- **Problem to work on**
Render all of the material below as a JSON list of strings, one string per line, leaving out any blank lines.

*****

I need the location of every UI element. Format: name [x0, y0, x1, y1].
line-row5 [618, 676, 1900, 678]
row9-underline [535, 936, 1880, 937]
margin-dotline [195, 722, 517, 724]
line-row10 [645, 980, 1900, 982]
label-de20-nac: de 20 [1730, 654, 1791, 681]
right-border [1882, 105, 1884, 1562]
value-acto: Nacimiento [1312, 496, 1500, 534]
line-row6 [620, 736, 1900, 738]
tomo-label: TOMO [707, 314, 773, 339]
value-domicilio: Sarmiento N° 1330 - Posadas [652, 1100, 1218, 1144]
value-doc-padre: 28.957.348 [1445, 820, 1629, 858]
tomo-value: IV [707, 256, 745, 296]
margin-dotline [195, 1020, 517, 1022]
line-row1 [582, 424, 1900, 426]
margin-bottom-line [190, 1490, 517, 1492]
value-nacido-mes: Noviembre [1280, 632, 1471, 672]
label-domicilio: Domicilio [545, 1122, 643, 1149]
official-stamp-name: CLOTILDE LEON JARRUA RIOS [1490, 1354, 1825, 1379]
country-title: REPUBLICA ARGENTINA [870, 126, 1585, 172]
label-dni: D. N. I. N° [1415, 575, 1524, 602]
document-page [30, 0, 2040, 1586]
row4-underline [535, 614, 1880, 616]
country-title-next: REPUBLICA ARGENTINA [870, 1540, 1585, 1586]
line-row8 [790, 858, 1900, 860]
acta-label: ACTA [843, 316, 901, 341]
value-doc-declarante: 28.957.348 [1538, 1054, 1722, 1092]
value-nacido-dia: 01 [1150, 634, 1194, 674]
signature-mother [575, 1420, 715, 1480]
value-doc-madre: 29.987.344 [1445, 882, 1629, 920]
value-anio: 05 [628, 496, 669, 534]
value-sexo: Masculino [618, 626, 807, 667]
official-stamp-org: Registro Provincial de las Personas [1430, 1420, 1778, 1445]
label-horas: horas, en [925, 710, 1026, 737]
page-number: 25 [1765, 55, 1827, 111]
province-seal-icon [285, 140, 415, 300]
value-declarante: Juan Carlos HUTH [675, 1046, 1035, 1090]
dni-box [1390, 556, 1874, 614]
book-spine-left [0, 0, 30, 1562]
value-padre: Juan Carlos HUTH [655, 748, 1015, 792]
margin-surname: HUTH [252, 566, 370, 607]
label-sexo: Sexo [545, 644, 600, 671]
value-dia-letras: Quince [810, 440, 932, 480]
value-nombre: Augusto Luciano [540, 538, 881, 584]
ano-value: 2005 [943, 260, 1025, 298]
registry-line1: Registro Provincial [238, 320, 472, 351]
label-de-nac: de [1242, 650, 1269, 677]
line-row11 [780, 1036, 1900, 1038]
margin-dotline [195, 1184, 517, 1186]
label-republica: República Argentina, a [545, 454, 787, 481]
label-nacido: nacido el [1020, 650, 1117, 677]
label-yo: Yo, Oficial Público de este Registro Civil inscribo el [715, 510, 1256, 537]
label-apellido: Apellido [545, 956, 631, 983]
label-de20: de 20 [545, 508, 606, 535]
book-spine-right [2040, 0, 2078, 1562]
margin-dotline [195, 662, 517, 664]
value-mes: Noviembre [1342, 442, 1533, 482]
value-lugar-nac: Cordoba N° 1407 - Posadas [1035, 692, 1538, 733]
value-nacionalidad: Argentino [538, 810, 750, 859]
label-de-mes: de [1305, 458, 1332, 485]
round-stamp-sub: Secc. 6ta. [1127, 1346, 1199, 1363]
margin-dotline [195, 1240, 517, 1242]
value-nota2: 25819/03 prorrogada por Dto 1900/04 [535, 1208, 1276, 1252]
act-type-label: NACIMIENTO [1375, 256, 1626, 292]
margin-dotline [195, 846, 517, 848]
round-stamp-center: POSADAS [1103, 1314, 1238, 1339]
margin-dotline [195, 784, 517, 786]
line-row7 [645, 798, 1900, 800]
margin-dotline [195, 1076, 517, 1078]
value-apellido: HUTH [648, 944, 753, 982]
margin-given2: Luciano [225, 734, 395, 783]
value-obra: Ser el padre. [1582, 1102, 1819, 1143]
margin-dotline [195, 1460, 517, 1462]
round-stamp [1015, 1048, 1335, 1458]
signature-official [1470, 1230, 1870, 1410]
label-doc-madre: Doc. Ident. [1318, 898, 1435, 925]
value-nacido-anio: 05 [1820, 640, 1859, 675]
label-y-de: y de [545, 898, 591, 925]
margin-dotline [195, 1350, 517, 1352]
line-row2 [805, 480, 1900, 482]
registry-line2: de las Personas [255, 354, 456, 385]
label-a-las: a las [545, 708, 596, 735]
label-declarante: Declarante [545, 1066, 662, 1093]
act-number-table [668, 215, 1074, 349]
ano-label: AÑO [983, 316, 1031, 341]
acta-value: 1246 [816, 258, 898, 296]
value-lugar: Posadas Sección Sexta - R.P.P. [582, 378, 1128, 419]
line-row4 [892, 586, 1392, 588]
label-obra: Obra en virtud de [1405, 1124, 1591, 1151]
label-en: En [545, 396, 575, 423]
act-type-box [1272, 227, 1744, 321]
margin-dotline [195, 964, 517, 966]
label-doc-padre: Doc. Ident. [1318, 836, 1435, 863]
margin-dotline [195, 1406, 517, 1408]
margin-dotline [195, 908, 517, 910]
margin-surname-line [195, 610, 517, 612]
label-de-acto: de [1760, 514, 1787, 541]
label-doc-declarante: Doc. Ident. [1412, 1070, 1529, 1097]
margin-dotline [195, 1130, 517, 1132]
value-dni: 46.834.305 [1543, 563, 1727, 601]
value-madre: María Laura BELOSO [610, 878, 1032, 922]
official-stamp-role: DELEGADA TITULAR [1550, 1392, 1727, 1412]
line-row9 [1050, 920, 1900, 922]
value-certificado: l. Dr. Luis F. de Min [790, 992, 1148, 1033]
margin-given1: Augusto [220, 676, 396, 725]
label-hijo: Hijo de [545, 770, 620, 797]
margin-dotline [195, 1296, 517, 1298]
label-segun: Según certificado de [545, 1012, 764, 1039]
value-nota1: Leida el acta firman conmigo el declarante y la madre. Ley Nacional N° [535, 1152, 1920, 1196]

*****

- **In response**
[
  "I need the location of every UI element. Format: name [x0, y0, x1, y1].",
  "line-row5 [618, 676, 1900, 678]",
  "row9-underline [535, 936, 1880, 937]",
  "margin-dotline [195, 722, 517, 724]",
  "line-row10 [645, 980, 1900, 982]",
  "label-de20-nac: de 20 [1730, 654, 1791, 681]",
  "right-border [1882, 105, 1884, 1562]",
  "value-acto: Nacimiento [1312, 496, 1500, 534]",
  "line-row6 [620, 736, 1900, 738]",
  "tomo-label: TOMO [707, 314, 773, 339]",
  "value-domicilio: Sarmiento N° 1330 - Posadas [652, 1100, 1218, 1144]",
  "value-doc-padre: 28.957.348 [1445, 820, 1629, 858]",
  "tomo-value: IV [707, 256, 745, 296]",
  "margin-dotline [195, 1020, 517, 1022]",
  "line-row1 [582, 424, 1900, 426]",
  "margin-bottom-line [190, 1490, 517, 1492]",
  "value-nacido-mes: Noviembre [1280, 632, 1471, 672]",
  "label-domicilio: Domicilio [545, 1122, 643, 1149]",
  "official-stamp-name: CLOTILDE LEON JARRUA RIOS [1490, 1354, 1825, 1379]",
  "country-title: REPUBLICA ARGENTINA [870, 126, 1585, 172]",
  "label-dni: D. N. I. N° [1415, 575, 1524, 602]",
  "document-page [30, 0, 2040, 1586]",
  "row4-underline [535, 614, 1880, 616]",
  "country-title-next: REPUBLICA ARGENTINA [870, 1540, 1585, 1586]",
  "line-row8 [790, 858, 1900, 860]",
  "acta-label: ACTA [843, 316, 901, 341]",
  "value-doc-declarante: 28.957.348 [1538, 1054, 1722, 1092]",
  "value-nacido-dia: 01 [1150, 634, 1194, 674]",
  "signature-mother [575, 1420, 715, 1480]",
  "value-doc-madre: 29.987.344 [1445, 882, 1629, 920]",
  "value-anio: 05 [628, 496, 669, 534]",
  "value-sexo: Masculino [618, 626, 807, 667]",
  "official-stamp-org: Registro Provincial de las Personas [1430, 1420, 1778, 1445]",
  "label-horas: horas, en [925, 710, 1026, 737]",
  "page-number: 25 [1765, 55, 1827, 111]",
  "province-seal-icon [285, 140, 415, 300]",
  "value-declarante: Juan Carlos HUTH [675, 1046, 1035, 1090]",
  "dni-box [1390, 556, 1874, 614]",
  "book-spine-left [0, 0, 30, 1562]",
  "value-padre: Juan Carlos HUTH [655, 748, 1015, 792]",
  "margin-surname: HUTH [252, 566, 370, 607]",
  "label-sexo: Sexo [545, 644, 600, 671]",
  "value-dia-letras: Quince [810, 440, 932, 480]",
  "value-nombre: Augusto Luciano [540, 538, 881, 584]",
  "ano-value: 2005 [943, 260, 1025, 298]",
  "registry-line1: Registro Provincial [238, 320, 472, 351]",
  "label-de-nac: de [1242, 650, 1269, 677]",
  "line-row11 [780, 1036, 1900, 1038]",
  "margin-dotline [195, 1184, 517, 1186]",
  "label-republica: República Argentina, a [545, 454, 787, 481]",
  "label-nacido: nacido el [1020, 650, 1117, 677]",
  "label-yo: Yo, Oficial Público de este Registro Civil inscribo el [715, 510, 1256, 537]",
  "label-apellido: Apellido [545, 956, 631, 983]",
  "label-de20: de 20 [545, 508, 606, 535]",
  "book-spine-right [2040, 0, 2078, 1562]",
  "margin-dotline [195, 662, 517, 664]",
  "value-mes: Noviembre [1342, 442, 1533, 482]",
  "value-lugar-nac: Cordoba N° 1407 - Posadas [1035, 692, 1538, 733]",
  "value-nacionalidad: Argentino [538, 810, 750, 859]",
  "label-de-mes: de [1305, 458, 1332, 485]",
  "round-stamp-sub: Secc. 6ta. [1127, 1346, 1199, 1363]",
  "margin-dotline [195, 1240, 517, 1242]",
  "value-nota2: 25819/03 prorrogada por Dto 1900/04 [535, 1208, 1276, 1252]",
  "act-type-label: NACIMIENTO [1375, 256, 1626, 292]",
  "margin-dotline [195, 846, 517, 848]",
  "round-stamp-center: POSADAS [1103, 1314, 1238, 1339]",
  "margin-dotline [195, 784, 517, 786]",
  "line-row7 [645, 798, 1900, 800]",
  "margin-dotline [195, 1076, 517, 1078]",
  "value-apellido: HUTH [648, 944, 753, 982]",
  "margin-given2: Luciano [225, 734, 395, 783]",
  "value-obra: Ser el padre. [1582, 1102, 1819, 1143]",
  "margin-dotline [195, 1460, 517, 1462]",
  "round-stamp [1015, 1048, 1335, 1458]",
  "signature-official [1470, 1230, 1870, 1410]",
  "label-doc-madre: Doc. Ident. [1318, 898, 1435, 925]",
  "value-nacido-anio: 05 [1820, 640, 1859, 675]",
  "label-y-de: y de [545, 898, 591, 925]",
  "margin-dotline [195, 1350, 517, 1352]",
  "line-row2 [805, 480, 1900, 482]",
  "registry-line2: de las Personas [255, 354, 456, 385]",
  "label-a-las: a las [545, 708, 596, 735]",
  "label-declarante: Declarante [545, 1066, 662, 1093]",
  "act-number-table [668, 215, 1074, 349]",
  "ano-label: AÑO [983, 316, 1031, 341]",
  "acta-value: 1246 [816, 258, 898, 296]",
  "value-lugar: Posadas Sección Sexta - R.P.P. [582, 378, 1128, 419]",
  "line-row4 [892, 586, 1392, 588]",
  "label-obra: Obra en virtud de [1405, 1124, 1591, 1151]",
  "label-en: En [545, 396, 575, 423]",
  "act-type-box [1272, 227, 1744, 321]",
  "margin-dotline [195, 964, 517, 966]",
  "label-doc-padre: Doc. Ident. [1318, 836, 1435, 863]",
  "margin-dotline [195, 1406, 517, 1408]",
  "margin-dotline [195, 908, 517, 910]",
  "margin-surname-line [195, 610, 517, 612]",
  "label-de-acto: de [1760, 514, 1787, 541]",
  "label-doc-declarante: Doc. Ident. [1412, 1070, 1529, 1097]",
  "margin-dotline [195, 1130, 517, 1132]",
  "value-dni: 46.834.305 [1543, 563, 1727, 601]",
  "value-madre: María Laura BELOSO [610, 878, 1032, 922]",
  "official-stamp-role: DELEGADA TITULAR [1550, 1392, 1727, 1412]",
  "line-row9 [1050, 920, 1900, 922]",
  "value-certificado: l. Dr. Luis F. de Min [790, 992, 1148, 1033]",
  "margin-given1: Augusto [220, 676, 396, 725]",
  "label-hijo: Hijo de [545, 770, 620, 797]",
  "margin-dotline [195, 1296, 517, 1298]",
  "label-segun: Según certificado de [545, 1012, 764, 1039]",
  "value-nota1: Leida el acta firman conmigo el declarante y la madre. Ley Nacional N° [535, 1152, 1920, 1196]"
]